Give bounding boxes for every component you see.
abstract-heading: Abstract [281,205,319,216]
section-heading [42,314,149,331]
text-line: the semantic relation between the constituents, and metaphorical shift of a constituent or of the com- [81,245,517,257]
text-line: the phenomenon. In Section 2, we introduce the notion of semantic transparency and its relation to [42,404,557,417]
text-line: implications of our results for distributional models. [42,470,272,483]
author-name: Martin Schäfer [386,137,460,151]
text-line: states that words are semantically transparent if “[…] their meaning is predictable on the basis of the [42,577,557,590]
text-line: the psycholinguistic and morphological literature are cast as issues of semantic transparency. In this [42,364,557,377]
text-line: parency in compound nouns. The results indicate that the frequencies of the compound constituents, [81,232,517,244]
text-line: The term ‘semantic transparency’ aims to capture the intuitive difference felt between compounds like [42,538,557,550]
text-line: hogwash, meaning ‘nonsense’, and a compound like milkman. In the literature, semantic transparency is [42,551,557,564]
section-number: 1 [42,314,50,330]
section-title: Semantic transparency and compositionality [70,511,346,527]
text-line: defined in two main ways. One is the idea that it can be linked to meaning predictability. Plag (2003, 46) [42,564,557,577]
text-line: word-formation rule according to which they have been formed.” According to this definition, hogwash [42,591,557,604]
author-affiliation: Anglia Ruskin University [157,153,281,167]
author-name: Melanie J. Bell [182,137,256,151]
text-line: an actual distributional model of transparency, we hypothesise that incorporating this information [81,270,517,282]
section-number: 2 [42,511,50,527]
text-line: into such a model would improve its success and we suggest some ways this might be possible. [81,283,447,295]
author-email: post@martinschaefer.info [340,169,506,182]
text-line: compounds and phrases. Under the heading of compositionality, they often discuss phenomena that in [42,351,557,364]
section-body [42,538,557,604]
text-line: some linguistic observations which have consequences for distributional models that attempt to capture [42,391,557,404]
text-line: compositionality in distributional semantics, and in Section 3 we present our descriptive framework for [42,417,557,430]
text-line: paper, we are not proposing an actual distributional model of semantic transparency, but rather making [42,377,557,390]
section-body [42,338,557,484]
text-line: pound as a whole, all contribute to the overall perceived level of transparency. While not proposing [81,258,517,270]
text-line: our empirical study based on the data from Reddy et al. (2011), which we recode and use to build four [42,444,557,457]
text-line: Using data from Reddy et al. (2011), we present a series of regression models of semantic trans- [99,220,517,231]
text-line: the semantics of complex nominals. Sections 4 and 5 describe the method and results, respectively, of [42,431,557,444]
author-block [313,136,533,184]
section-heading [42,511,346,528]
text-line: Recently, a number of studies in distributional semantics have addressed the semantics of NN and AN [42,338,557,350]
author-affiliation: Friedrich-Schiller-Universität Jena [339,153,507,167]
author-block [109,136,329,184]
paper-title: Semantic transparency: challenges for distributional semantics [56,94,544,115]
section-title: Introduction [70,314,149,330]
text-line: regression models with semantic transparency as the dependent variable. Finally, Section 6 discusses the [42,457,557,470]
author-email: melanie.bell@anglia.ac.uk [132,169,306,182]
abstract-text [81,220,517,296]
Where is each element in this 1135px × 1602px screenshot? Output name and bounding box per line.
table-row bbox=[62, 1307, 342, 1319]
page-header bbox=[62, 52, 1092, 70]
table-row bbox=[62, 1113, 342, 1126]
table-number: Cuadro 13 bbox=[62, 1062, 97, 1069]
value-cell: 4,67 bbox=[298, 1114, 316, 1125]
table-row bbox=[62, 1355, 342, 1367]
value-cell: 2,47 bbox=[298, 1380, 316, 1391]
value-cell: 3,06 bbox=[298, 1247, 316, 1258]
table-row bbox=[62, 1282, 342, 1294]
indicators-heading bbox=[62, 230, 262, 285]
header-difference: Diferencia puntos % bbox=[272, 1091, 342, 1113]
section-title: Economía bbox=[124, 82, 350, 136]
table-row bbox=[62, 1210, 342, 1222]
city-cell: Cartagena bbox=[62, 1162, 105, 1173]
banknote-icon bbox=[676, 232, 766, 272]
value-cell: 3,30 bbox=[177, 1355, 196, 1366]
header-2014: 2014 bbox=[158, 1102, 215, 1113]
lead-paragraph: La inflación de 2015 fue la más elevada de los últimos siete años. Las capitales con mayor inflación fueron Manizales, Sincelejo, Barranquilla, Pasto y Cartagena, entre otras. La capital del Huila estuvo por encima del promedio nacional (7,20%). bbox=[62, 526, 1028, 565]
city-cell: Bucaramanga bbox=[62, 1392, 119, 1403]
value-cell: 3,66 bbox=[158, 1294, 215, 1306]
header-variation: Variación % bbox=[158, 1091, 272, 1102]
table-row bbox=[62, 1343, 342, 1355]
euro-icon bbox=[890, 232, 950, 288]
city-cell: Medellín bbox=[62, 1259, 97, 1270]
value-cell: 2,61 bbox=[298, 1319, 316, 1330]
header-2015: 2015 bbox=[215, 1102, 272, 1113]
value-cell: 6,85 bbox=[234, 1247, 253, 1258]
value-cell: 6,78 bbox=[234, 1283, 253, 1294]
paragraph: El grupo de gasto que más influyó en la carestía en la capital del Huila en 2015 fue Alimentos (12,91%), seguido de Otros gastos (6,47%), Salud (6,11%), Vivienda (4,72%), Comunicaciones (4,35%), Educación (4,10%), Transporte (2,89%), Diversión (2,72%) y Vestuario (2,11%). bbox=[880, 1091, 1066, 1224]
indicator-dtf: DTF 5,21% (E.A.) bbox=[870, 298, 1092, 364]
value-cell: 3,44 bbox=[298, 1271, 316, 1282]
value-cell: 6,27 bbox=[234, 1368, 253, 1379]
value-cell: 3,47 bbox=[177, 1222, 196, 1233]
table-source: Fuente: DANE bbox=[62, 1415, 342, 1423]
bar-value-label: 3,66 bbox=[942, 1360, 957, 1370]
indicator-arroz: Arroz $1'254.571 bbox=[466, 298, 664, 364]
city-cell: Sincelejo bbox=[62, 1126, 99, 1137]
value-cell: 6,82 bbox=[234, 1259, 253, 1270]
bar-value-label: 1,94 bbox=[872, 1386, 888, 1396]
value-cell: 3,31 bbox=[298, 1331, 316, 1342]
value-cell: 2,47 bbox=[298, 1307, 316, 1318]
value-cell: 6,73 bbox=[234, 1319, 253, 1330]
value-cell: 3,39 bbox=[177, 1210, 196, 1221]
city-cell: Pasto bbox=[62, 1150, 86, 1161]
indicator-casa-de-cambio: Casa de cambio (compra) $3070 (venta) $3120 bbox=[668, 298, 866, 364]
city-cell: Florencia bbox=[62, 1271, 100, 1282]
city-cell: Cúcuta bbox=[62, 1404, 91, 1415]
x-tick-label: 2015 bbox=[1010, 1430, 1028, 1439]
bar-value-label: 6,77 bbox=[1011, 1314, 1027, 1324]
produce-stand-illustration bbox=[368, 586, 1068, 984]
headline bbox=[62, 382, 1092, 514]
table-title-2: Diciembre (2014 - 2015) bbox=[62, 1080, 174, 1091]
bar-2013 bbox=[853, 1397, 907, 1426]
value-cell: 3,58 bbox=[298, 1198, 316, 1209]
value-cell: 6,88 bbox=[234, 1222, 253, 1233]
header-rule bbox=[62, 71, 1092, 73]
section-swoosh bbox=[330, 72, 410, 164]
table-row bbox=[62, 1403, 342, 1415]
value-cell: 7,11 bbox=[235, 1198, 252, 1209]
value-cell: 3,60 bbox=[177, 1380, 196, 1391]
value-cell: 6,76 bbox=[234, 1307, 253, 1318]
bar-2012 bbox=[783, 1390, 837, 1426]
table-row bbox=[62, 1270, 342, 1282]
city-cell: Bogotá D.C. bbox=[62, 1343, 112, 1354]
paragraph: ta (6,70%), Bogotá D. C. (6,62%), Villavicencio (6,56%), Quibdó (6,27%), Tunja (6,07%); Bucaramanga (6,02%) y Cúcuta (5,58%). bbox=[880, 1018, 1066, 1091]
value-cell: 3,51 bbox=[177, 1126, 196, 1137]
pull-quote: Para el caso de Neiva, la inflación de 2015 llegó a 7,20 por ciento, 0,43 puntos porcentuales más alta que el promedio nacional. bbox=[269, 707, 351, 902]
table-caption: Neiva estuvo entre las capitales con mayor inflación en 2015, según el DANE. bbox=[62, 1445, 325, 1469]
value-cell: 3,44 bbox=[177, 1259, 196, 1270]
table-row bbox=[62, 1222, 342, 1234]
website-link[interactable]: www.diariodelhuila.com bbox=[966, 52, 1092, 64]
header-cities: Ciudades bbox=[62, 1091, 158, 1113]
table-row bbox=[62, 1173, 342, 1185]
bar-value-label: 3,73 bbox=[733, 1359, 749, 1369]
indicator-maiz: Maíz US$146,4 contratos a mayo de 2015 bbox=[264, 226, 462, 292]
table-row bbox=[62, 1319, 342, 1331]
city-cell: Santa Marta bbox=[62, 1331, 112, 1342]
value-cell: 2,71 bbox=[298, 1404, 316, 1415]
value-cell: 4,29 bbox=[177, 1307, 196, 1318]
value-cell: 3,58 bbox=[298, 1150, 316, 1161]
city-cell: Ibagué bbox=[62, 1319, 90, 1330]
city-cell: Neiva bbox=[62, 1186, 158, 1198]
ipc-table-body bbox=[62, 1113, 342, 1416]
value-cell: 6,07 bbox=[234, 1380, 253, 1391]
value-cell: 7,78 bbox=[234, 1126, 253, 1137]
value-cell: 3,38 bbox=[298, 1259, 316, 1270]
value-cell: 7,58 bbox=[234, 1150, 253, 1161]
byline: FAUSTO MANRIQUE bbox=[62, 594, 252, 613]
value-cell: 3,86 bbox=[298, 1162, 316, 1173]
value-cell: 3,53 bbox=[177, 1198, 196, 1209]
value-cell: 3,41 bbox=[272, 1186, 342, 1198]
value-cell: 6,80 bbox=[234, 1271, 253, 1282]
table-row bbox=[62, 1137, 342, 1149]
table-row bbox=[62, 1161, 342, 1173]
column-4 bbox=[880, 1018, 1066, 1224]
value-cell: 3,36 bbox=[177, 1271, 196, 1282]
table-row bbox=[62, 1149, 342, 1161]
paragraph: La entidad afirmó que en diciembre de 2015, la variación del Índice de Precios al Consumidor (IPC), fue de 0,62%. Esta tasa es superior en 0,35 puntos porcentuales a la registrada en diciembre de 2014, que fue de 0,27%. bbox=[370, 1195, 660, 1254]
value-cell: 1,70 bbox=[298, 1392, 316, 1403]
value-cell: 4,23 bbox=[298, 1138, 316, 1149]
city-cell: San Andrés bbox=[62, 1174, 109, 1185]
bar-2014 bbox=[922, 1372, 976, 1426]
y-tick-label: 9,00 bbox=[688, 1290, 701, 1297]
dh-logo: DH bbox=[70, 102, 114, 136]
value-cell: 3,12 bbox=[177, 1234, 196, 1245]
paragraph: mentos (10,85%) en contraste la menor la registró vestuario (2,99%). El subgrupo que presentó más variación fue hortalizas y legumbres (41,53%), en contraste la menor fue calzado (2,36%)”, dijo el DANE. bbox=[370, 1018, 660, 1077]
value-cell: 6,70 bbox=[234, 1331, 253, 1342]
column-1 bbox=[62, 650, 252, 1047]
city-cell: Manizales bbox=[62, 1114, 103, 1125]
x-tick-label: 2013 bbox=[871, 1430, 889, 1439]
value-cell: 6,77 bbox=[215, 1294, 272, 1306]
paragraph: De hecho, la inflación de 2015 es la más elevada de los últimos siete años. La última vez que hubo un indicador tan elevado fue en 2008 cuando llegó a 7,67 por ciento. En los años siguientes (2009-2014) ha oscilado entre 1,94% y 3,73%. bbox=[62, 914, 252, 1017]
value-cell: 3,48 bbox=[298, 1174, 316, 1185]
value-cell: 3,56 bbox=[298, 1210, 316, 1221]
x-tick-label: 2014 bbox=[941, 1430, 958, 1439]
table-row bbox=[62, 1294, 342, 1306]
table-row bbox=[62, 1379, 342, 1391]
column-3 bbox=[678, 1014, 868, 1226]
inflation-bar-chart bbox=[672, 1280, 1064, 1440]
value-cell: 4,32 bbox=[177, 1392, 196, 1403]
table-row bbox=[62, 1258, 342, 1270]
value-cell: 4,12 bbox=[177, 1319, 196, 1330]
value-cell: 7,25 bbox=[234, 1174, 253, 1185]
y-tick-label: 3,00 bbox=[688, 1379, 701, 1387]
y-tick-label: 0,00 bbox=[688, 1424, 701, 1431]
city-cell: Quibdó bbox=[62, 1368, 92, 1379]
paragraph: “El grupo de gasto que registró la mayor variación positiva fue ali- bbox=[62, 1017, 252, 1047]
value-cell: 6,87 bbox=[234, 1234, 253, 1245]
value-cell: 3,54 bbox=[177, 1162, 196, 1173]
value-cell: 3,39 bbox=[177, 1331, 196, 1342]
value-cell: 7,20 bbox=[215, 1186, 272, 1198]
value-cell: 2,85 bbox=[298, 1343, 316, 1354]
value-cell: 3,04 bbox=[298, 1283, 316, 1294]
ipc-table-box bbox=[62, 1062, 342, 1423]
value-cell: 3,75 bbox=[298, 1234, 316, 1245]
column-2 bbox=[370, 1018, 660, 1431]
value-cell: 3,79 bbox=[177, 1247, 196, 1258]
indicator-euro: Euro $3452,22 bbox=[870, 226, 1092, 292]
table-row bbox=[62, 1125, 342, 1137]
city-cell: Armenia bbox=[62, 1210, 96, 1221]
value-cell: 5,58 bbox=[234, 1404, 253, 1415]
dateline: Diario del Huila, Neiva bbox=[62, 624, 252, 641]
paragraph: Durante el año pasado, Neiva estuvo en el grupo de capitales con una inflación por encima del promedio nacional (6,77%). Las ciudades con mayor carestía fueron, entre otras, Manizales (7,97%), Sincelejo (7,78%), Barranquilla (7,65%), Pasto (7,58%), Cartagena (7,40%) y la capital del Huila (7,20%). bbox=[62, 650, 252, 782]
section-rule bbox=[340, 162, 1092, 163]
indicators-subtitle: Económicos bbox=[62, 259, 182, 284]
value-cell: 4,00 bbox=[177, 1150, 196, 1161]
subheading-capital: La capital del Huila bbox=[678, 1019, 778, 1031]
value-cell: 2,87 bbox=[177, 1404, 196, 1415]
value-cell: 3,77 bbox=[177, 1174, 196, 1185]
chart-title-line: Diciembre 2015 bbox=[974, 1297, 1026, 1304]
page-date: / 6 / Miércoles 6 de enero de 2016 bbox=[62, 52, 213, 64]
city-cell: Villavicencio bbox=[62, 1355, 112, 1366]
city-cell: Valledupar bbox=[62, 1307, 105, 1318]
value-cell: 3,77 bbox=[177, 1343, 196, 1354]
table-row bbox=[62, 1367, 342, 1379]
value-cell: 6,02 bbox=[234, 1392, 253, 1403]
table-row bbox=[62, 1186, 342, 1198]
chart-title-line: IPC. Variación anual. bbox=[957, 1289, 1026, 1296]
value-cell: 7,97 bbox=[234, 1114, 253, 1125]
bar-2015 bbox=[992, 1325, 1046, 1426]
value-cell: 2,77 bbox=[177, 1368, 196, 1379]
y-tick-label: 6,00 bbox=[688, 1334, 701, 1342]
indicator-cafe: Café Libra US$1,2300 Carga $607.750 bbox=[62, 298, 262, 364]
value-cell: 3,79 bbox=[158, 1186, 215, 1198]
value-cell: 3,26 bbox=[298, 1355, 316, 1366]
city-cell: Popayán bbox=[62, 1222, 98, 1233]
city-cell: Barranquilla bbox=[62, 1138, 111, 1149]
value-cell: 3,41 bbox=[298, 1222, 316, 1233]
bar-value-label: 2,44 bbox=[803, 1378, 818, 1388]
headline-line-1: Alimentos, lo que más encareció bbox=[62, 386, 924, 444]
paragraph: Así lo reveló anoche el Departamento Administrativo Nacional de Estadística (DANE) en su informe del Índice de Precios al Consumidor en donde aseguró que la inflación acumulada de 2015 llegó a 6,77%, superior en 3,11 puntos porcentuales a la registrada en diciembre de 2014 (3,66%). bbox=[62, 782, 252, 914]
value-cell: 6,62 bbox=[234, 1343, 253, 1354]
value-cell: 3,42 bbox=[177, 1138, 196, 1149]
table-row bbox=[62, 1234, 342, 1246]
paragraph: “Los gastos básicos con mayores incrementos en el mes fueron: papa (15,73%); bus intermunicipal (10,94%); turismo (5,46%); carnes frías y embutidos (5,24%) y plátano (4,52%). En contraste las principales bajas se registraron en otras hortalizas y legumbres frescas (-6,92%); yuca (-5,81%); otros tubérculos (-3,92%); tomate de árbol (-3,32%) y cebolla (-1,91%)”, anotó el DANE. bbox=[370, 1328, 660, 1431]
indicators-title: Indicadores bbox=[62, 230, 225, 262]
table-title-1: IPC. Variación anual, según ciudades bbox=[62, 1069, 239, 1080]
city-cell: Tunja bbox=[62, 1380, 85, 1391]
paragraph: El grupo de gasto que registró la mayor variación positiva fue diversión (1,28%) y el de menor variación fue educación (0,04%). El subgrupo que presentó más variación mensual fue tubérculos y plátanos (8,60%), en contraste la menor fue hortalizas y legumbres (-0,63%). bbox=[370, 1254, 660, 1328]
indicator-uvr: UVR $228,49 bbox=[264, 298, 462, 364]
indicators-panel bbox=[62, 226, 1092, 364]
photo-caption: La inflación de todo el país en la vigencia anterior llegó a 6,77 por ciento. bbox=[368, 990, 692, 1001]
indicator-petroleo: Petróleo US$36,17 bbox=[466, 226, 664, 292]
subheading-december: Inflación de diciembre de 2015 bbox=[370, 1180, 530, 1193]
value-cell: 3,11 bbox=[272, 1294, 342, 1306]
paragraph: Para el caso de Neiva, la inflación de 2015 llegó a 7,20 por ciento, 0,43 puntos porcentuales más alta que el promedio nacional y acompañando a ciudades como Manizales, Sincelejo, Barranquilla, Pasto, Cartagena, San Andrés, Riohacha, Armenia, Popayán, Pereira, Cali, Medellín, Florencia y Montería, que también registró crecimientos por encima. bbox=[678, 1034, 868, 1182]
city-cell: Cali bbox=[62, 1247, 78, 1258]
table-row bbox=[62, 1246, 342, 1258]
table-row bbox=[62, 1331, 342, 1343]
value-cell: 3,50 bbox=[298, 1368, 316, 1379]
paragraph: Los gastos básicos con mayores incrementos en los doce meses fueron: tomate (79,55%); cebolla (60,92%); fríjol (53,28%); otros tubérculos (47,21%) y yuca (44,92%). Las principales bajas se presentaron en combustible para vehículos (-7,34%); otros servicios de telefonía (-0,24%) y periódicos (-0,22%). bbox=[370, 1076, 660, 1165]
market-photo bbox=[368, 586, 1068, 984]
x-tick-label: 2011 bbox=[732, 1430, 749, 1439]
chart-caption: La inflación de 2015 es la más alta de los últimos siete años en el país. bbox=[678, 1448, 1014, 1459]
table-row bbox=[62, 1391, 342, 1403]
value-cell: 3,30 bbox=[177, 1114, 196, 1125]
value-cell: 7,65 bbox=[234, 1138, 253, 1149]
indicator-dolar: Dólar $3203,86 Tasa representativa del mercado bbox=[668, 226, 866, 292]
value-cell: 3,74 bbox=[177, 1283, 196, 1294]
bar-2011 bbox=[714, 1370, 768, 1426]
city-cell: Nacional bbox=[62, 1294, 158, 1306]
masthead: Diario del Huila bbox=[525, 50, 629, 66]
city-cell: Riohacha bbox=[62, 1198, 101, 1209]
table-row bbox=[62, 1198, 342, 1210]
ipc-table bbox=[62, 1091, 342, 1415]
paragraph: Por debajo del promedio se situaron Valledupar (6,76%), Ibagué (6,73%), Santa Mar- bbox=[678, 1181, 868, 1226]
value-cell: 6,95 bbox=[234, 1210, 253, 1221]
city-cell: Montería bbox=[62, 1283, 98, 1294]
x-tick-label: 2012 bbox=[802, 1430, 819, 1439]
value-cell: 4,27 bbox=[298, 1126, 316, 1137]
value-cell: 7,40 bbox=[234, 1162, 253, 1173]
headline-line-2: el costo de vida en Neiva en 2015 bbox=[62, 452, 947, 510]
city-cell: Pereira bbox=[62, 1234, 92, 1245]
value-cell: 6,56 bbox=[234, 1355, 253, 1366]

============

### GIVEN INSTRUCTION
Copy the records above unchanged, from the first line through the line that contains "text-line: states that".

### FINISHED EXERCISE
Give bounding boxes for every component you see.
abstract-heading: Abstract [281,205,319,216]
section-heading [42,314,149,331]
text-line: the semantic relation between the constituents, and metaphorical shift of a constituent or of the com- [81,245,517,257]
text-line: the phenomenon. In Section 2, we introduce the notion of semantic transparency and its relation to [42,404,557,417]
text-line: implications of our results for distributional models. [42,470,272,483]
author-name: Martin Schäfer [386,137,460,151]
text-line: states that words are semantically transparent if “[…] their meaning is predictable on the basis of the [42,577,557,590]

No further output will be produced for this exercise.